YOUR INSTRUCTIONS: List every line of the records that contains the string "logo", treating uppercase and lowercase letters as distinct.

STORED DATA:
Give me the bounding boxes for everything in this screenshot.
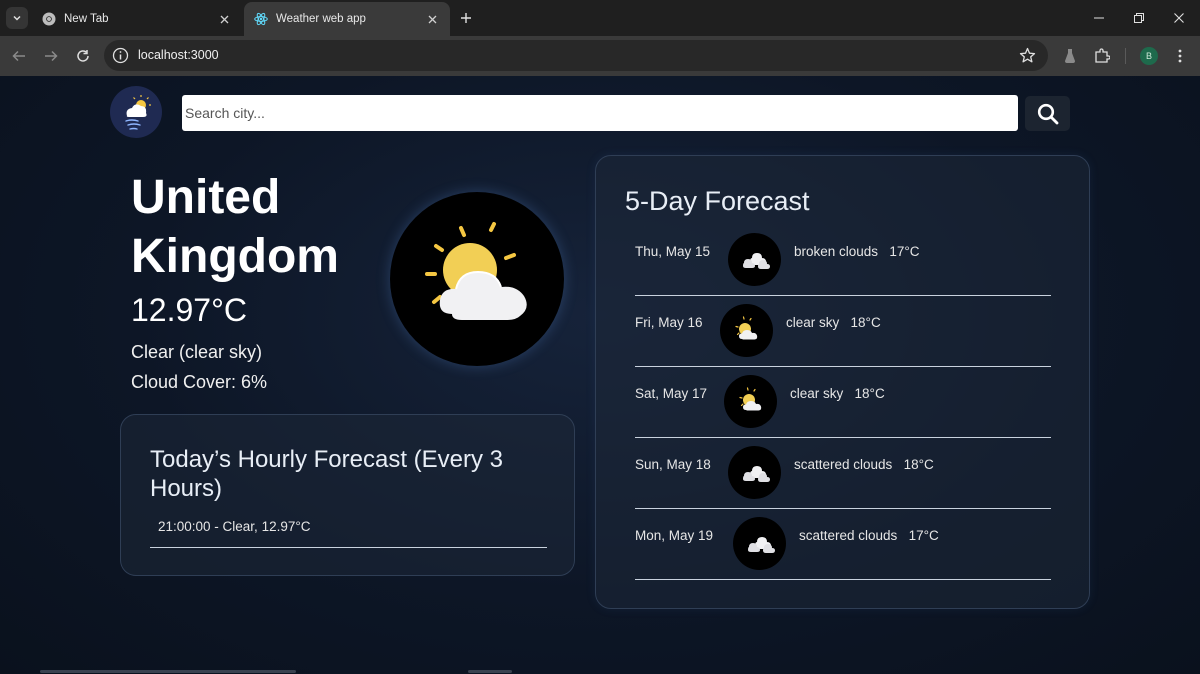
forecast-temperature: 18°C	[854, 386, 885, 401]
tab-weather-web-app[interactable]: Weather web app	[244, 2, 450, 36]
chrome-icon	[42, 12, 56, 26]
app-logo	[110, 86, 162, 138]
reload-button[interactable]	[72, 45, 94, 67]
tab-new-tab[interactable]: New Tab	[32, 2, 242, 36]
forecast-day-row: Sat, May 17 clear sky 18°C	[635, 367, 1051, 438]
forecast-temperature: 17°C	[889, 244, 920, 259]
profile-avatar[interactable]: B	[1140, 47, 1158, 65]
minimize-icon	[1094, 17, 1104, 19]
hourly-forecast-item: 21:00:00 - Clear, 12.97°C	[150, 519, 547, 548]
cloud-cover: Cloud Cover: 6%	[131, 372, 268, 392]
tab-title: Weather web app	[276, 13, 366, 25]
clouds-icon	[728, 446, 781, 499]
tab-title: New Tab	[64, 13, 109, 25]
new-tab-button[interactable]	[456, 8, 476, 28]
forecast-description: scattered clouds 17°C	[799, 528, 939, 543]
forecast-date: Sat, May 17	[635, 386, 708, 401]
bookmark-star-icon[interactable]	[1019, 47, 1036, 64]
scrollbar-thumb[interactable]	[468, 670, 512, 673]
forward-button[interactable]	[40, 45, 62, 67]
close-icon[interactable]	[424, 11, 440, 27]
extensions-button[interactable]	[1092, 46, 1112, 66]
tab-search-button[interactable]	[6, 7, 28, 29]
forecast-date: Thu, May 15	[635, 244, 711, 259]
forecast-day-row: Mon, May 19 scattered clouds 17°C	[635, 509, 1051, 580]
extension-puzzle-button[interactable]	[1060, 46, 1080, 66]
forecast-condition: scattered clouds	[794, 457, 893, 472]
close-window-button[interactable]	[1169, 8, 1189, 28]
hourly-forecast-card: Today’s Hourly Forecast (Every 3 Hours) …	[120, 414, 575, 576]
plus-icon	[461, 13, 471, 23]
forecast-temperature: 18°C	[850, 315, 881, 330]
restore-button[interactable]	[1129, 8, 1149, 28]
react-icon	[254, 12, 268, 26]
puzzle-icon	[1095, 48, 1110, 63]
close-icon[interactable]	[216, 11, 232, 27]
browser-toolbar: localhost:3000 B	[0, 36, 1200, 76]
forecast-date: Sun, May 18	[635, 457, 711, 472]
forecast-date: Fri, May 16	[635, 315, 703, 330]
search-button[interactable]	[1025, 96, 1070, 131]
forecast-temperature: 17°C	[908, 528, 939, 543]
current-condition: Clear (clear sky)	[131, 342, 263, 362]
toolbar-divider	[1125, 48, 1126, 64]
kebab-menu-icon	[1178, 49, 1182, 63]
forecast-description: clear sky 18°C	[786, 315, 881, 330]
url-text: localhost:3000	[138, 48, 219, 62]
forecast-description: broken clouds 17°C	[794, 244, 920, 259]
weather-logo-icon	[125, 95, 151, 130]
forecast-condition: clear sky	[790, 386, 844, 401]
hourly-forecast-title: Today’s Hourly Forecast (Every 3 Hours)	[150, 446, 504, 502]
arrow-left-icon	[12, 50, 25, 62]
five-day-forecast-card: 5-Day Forecast Thu, May 15 broken clouds…	[595, 155, 1090, 609]
flask-icon	[1065, 49, 1075, 63]
clouds-icon	[728, 233, 781, 286]
forecast-date: Mon, May 19	[635, 528, 714, 543]
weather-app-page: United Kingdom 12.97°C Clear (clear sky)…	[0, 76, 1200, 674]
forecast-day-row: Thu, May 15 broken clouds 17°C	[635, 225, 1051, 296]
city-name: United Kingdom	[131, 171, 339, 283]
forecast-condition: clear sky	[786, 315, 840, 330]
forecast-description: clear sky 18°C	[790, 386, 885, 401]
back-button[interactable]	[8, 45, 30, 67]
arrow-right-icon	[45, 50, 58, 62]
current-weather-icon-container	[390, 192, 564, 366]
forecast-day-row: Sun, May 18 scattered clouds 18°C	[635, 438, 1051, 509]
close-icon	[1174, 13, 1184, 23]
info-icon[interactable]	[112, 47, 129, 64]
search-icon	[1037, 103, 1058, 124]
browser-tab-bar: New Tab Weather web app	[0, 0, 1200, 36]
current-temperature: 12.97°C	[131, 292, 247, 328]
horizontal-scrollbar[interactable]	[40, 670, 296, 673]
search-city-input[interactable]	[182, 95, 1018, 131]
browser-menu-button[interactable]	[1170, 46, 1190, 66]
sun-cloud-icon	[720, 304, 773, 357]
minimize-button[interactable]	[1089, 8, 1109, 28]
restore-icon	[1134, 13, 1144, 23]
sun-cloud-icon	[724, 375, 777, 428]
sun-cloud-icon	[425, 222, 527, 320]
forecast-condition: broken clouds	[794, 244, 879, 259]
forecast-day-row: Fri, May 16 clear sky 18°C	[635, 296, 1051, 367]
forecast-condition: scattered clouds	[799, 528, 898, 543]
reload-icon	[77, 50, 89, 62]
address-bar[interactable]: localhost:3000	[104, 40, 1048, 71]
clouds-icon	[733, 517, 786, 570]
forecast-description: scattered clouds 18°C	[794, 457, 934, 472]
forecast-temperature: 18°C	[903, 457, 934, 472]
chevron-down-icon	[13, 15, 21, 21]
forecast-title: 5-Day Forecast	[625, 186, 810, 216]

ANSWER TO THIS TASK:
app-logo	[110, 86, 162, 138]
weather-logo-icon	[125, 95, 151, 130]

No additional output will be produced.